:: Required task ::
Find the number of lines containing the string "this" in the data. Answer with the number by itself.

[Extracted data entries]
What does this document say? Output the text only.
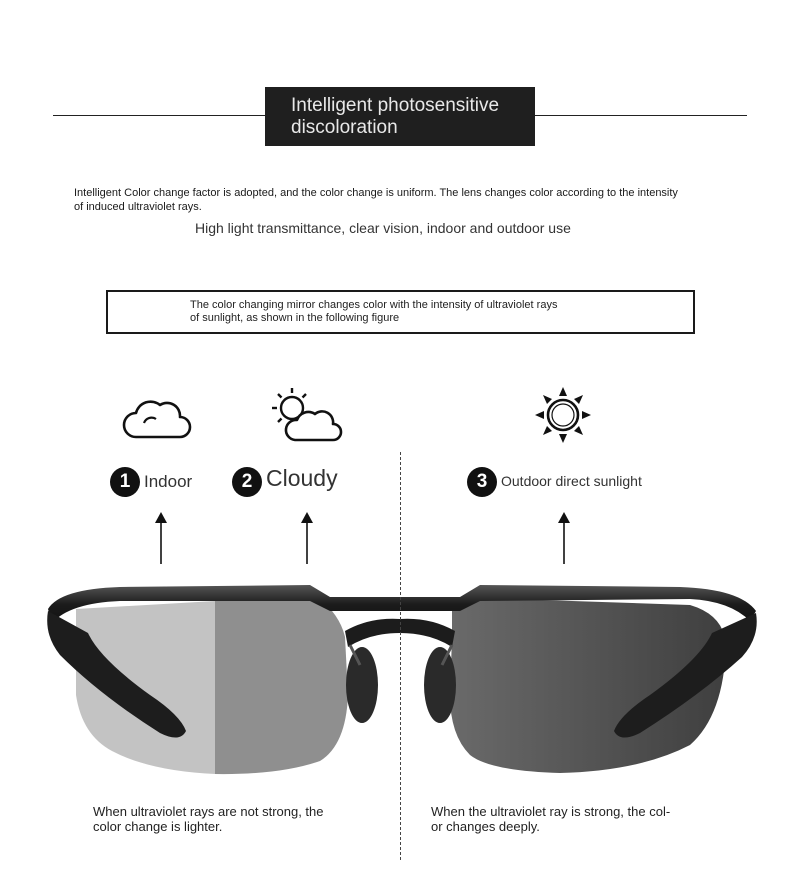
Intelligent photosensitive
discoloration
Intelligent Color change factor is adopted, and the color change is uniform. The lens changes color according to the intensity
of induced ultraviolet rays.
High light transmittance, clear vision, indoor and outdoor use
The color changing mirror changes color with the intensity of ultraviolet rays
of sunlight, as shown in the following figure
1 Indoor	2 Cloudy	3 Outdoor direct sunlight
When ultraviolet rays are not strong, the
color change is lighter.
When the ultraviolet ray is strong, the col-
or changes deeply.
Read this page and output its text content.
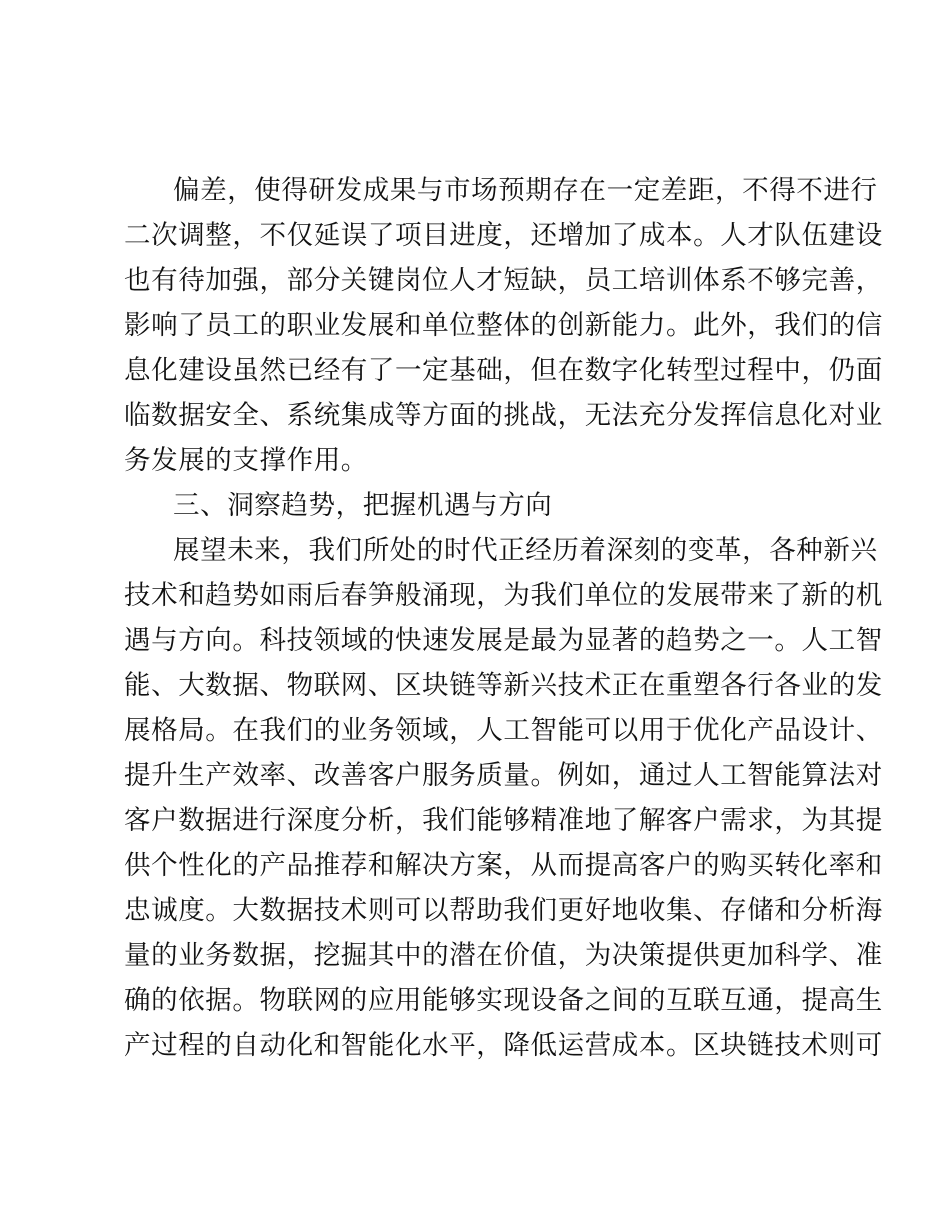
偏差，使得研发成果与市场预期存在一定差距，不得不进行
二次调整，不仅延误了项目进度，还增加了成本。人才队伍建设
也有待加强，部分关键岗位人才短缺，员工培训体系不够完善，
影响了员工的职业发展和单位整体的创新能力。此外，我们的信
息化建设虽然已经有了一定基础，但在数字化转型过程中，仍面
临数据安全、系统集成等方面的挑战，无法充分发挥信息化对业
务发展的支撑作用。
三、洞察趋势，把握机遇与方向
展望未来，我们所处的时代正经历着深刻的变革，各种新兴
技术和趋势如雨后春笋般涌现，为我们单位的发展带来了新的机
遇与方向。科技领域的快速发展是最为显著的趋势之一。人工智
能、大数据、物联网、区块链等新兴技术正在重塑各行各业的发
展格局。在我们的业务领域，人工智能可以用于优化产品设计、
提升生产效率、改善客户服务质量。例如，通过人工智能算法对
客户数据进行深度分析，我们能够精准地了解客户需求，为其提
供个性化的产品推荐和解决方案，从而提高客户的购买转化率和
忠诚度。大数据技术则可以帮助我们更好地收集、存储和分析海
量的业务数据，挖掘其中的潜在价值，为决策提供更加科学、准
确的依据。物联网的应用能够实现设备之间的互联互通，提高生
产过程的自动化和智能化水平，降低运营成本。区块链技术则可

:: Exercise result ::
2